---------- TASK DATA

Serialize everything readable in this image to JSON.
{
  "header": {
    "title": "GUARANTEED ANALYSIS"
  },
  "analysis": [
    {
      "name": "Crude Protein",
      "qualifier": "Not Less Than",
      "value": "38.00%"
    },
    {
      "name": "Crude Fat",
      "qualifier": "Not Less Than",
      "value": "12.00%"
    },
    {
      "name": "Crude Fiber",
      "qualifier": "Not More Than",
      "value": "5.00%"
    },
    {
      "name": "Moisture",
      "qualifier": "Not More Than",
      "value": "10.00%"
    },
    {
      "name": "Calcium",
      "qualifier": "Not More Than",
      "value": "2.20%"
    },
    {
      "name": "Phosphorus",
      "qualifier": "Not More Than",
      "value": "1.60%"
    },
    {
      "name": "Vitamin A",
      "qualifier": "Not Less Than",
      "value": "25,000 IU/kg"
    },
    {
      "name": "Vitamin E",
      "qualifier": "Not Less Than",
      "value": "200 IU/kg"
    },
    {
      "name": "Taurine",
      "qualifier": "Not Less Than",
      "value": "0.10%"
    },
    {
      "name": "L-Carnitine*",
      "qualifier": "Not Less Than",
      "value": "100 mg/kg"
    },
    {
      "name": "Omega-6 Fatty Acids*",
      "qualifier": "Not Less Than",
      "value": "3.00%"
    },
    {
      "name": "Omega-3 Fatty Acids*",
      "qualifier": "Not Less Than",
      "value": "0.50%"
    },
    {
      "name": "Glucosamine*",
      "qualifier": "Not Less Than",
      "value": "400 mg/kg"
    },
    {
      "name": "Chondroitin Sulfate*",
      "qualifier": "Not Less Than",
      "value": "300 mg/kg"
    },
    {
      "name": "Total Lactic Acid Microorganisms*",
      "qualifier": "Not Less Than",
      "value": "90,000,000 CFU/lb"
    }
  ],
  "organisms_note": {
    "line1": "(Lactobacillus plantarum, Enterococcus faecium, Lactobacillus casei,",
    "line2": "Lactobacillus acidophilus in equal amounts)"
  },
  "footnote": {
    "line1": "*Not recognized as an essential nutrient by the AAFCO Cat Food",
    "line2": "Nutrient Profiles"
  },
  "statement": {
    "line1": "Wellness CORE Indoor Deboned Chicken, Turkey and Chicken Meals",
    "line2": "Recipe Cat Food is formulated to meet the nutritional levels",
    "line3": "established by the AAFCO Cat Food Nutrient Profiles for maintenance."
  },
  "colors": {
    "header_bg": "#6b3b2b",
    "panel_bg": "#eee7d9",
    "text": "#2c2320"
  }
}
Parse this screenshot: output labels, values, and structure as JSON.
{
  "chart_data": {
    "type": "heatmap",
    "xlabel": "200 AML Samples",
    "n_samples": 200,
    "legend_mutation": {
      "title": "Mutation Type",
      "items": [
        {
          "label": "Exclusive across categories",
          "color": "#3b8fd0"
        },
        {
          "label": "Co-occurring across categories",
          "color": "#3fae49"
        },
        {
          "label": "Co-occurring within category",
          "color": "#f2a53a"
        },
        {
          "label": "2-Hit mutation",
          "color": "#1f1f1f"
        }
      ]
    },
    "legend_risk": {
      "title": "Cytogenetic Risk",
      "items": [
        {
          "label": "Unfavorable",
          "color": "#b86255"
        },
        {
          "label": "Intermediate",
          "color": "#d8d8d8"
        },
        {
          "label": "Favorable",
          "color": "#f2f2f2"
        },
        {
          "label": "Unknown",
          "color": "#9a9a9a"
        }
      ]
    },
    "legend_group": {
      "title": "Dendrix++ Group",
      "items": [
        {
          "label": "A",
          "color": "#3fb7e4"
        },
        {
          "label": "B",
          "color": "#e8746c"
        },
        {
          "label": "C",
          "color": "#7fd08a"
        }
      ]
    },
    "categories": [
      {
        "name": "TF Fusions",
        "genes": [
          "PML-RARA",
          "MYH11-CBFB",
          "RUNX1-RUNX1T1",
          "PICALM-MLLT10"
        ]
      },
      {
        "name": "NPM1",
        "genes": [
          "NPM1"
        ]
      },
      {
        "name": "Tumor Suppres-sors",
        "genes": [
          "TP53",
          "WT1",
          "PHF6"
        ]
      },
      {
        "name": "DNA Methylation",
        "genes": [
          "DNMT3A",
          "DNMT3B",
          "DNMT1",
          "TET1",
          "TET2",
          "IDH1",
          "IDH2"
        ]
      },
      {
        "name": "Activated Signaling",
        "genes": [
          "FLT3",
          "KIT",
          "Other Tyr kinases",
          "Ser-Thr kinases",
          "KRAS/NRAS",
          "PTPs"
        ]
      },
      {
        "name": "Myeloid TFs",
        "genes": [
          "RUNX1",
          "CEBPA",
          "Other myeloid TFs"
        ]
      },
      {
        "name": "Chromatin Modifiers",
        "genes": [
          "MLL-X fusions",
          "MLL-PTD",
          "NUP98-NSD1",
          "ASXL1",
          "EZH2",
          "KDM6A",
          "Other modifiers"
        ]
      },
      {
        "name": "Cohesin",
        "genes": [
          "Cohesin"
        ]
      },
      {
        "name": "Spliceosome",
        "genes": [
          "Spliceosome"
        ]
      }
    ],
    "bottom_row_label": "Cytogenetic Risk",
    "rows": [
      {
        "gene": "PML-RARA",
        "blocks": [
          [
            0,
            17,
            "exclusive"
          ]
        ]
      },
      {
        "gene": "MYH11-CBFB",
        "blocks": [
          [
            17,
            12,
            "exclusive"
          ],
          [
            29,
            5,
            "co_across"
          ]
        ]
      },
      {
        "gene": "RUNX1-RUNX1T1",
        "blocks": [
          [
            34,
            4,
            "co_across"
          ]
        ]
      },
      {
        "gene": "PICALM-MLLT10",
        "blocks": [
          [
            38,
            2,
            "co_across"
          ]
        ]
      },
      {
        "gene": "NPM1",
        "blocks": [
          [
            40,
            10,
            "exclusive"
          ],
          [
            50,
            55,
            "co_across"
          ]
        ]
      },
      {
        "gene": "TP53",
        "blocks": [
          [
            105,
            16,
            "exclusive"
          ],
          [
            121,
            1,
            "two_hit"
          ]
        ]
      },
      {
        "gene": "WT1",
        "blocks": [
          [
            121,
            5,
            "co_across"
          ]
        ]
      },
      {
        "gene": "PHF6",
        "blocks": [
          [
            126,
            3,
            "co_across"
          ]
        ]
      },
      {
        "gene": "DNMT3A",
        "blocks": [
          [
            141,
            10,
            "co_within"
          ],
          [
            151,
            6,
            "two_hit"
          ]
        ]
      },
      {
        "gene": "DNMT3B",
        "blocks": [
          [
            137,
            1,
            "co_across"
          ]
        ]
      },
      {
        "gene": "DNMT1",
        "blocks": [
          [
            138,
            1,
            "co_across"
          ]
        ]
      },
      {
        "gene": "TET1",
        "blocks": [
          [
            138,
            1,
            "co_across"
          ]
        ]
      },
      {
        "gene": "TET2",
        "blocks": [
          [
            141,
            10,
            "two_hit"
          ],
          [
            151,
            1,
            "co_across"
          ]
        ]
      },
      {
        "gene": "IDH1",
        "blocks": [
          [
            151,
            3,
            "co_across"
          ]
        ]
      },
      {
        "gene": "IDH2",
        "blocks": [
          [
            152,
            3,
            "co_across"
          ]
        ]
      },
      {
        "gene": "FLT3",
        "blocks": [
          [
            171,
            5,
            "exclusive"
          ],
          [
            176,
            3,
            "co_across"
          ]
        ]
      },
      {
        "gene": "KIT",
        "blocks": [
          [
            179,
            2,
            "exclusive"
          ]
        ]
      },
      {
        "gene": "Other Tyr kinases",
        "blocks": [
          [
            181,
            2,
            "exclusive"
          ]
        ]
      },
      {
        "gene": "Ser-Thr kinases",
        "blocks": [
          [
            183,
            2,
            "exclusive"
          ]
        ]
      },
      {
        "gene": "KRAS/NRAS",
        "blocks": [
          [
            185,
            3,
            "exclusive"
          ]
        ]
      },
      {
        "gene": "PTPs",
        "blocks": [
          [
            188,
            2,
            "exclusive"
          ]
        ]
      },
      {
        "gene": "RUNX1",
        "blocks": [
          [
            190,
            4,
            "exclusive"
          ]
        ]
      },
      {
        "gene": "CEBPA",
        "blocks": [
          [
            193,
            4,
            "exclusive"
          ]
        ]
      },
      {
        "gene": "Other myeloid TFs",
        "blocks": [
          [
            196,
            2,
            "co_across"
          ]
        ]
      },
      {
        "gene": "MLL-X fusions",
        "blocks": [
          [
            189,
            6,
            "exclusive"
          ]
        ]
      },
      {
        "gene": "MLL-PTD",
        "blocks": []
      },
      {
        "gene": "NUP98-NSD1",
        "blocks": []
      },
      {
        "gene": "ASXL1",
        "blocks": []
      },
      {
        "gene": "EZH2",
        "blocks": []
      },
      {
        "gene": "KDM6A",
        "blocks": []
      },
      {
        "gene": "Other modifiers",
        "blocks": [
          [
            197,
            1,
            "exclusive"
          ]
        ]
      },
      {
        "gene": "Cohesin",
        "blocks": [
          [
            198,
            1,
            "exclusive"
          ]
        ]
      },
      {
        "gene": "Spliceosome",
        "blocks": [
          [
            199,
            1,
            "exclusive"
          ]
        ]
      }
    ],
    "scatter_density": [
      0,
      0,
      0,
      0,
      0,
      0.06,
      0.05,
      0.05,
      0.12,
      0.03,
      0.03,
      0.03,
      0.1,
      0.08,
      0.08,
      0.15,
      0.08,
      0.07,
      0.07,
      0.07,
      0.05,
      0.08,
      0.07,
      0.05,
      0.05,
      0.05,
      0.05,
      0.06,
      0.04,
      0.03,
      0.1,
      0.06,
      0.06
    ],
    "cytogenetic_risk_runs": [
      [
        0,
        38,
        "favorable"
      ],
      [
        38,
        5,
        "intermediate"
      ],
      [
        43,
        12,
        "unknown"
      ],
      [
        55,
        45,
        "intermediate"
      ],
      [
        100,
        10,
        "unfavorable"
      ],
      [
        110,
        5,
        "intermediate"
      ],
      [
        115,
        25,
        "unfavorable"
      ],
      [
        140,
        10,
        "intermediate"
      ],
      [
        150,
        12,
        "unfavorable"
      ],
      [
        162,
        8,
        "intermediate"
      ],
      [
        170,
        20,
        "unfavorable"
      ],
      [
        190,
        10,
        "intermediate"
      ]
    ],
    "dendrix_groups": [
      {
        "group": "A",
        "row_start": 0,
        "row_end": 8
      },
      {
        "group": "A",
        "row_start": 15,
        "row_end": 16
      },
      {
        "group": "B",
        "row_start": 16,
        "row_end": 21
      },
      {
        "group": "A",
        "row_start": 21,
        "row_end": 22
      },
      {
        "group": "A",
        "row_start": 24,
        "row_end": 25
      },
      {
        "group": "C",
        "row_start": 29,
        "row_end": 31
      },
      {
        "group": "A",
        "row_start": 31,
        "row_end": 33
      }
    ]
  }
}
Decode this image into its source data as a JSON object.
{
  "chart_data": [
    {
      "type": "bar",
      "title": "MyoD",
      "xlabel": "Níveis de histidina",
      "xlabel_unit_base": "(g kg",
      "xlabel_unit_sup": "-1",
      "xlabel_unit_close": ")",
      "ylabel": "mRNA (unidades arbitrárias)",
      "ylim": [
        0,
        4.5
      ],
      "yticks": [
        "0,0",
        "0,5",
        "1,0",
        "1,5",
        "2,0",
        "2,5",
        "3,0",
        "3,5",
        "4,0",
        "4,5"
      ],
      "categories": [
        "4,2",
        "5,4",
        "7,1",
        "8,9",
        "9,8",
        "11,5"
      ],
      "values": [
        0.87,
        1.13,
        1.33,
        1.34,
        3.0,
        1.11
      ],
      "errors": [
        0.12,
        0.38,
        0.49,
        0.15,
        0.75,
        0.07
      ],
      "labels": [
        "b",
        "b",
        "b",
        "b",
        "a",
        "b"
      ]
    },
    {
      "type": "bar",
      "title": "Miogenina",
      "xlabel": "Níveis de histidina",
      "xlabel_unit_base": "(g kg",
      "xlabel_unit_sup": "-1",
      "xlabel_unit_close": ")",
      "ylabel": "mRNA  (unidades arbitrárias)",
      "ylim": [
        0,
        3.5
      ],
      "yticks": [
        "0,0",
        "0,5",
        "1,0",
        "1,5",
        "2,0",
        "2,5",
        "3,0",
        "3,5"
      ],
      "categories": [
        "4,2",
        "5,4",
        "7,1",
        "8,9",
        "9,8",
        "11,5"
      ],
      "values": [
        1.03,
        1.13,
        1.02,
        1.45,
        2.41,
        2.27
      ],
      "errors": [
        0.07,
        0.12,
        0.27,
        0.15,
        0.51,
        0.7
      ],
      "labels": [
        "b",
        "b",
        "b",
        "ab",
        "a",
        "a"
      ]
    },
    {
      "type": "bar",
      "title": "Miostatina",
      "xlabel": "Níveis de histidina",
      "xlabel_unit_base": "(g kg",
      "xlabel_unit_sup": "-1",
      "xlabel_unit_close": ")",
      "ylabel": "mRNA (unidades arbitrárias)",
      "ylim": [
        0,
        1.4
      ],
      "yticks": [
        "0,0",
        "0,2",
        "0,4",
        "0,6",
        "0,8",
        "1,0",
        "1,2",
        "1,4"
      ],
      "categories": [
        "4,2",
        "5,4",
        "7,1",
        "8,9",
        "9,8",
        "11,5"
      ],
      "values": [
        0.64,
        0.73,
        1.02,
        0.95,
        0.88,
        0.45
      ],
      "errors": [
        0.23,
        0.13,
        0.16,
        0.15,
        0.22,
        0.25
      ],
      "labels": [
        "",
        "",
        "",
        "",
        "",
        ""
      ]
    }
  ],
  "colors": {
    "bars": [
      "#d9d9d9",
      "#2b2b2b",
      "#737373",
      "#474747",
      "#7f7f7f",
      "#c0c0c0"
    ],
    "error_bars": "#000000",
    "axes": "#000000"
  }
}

--------------------

EXERCISE - Filter the records down to the lines containing the word "Food", and copy those.

SOLUTION BELOW -
    "line1": "*Not recognized as an essential nutrient by the AAFCO Cat Food",
    "line2": "Recipe Cat Food is formulated to meet the nutritional levels",
    "line3": "established by the AAFCO Cat Food Nutrient Profiles for maintenance."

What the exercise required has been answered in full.